** Provided passage follows **
That means Democrats have to figure out how to pass that massive funding bill through budget reconciliation, which requires no Republican votes, and they have to figure it out soon, navigating Republicans and their own "moderate" members who think working with Republicans is actually a thing that can happen. The plan that the bipartisan "gang" has been cooking up is not going to do the job. "The bipartisan infrastructure deal is not a climate bill," said Jamal Raad, executive director of Evergreen Action. "And we know that fossil fuel lobbyists in Washington are already hard at work to eliminate key climate provisions from the (Democrat-only) package."

We know that because an ExxonMobile lobbyist spilled the beans in a brilliant sting pulled off by Greenpeace U.K. The lobbyist, Keith McCoy, singled out his "crucial" Democratic targets who just happen to be among the Democrats participating in this bipartisan effort: Sens. Joe Manchin, Kyrsten Sinema, Jon Tester, Maggie Hassan, Chris Coons, and Mark Kelly. "We're playing defense because President Biden is talking about this big infrastructure package and he's going to pay for it by increasing corporate taxes," McCoy said on the video call. If the plan could be shrunk down to just "roads and bridges," from $2 trillion to $800 billion, then the tax increases could be minimized or eliminated. The bipartisan gang's effort is essentially just "roads and bridges," just like ExxonMobil wants.
** End of Provided passage **
Answer these questions about the passage on the infrastructure bill:
1. Who is the executive director of Evergreen Action?
2. Which organization carried out the sting that caught the ExxonMobil lobbyist?
3. To what dollar amount did McCoy want the plan shrunk?
** Raw data follows **
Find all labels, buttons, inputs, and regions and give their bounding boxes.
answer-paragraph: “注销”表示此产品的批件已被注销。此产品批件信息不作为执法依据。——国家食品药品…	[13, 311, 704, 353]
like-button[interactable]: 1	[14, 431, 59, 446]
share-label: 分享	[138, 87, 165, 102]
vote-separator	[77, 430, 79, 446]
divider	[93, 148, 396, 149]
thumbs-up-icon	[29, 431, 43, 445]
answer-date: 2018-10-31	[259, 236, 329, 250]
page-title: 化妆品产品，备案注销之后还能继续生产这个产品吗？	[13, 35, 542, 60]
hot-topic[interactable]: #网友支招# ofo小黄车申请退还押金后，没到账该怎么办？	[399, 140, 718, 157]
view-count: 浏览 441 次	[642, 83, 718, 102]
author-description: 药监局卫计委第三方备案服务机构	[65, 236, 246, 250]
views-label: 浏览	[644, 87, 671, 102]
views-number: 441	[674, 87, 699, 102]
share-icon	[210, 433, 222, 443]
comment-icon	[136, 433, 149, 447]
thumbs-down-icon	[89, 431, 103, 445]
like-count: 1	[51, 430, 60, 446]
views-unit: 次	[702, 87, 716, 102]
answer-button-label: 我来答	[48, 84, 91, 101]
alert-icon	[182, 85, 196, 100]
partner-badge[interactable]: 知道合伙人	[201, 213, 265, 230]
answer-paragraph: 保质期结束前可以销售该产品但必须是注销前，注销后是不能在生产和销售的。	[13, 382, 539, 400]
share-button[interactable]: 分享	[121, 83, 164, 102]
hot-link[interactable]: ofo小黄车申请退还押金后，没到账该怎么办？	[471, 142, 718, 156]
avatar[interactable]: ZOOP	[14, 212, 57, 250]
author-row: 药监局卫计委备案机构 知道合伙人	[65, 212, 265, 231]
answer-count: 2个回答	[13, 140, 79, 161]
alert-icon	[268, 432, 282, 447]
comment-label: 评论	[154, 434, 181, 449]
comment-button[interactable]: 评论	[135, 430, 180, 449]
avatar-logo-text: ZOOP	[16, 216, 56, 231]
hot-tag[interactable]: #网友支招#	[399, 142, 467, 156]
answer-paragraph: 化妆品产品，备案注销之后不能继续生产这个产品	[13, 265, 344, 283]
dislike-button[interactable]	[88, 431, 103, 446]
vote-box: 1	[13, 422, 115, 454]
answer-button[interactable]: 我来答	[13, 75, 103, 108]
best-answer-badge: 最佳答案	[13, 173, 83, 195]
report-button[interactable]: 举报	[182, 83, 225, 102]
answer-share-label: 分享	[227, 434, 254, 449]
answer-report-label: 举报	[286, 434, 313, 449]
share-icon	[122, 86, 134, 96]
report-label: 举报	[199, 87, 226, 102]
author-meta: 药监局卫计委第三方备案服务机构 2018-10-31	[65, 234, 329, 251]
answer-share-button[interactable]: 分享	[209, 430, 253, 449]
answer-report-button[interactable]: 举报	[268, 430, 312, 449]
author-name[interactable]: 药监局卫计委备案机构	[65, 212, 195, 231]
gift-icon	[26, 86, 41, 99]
** End of Raw data **
Answer to the problem
1. Jamal Raad
2. Greenpeace U.K.
3. $800 billion, down from $2 trillion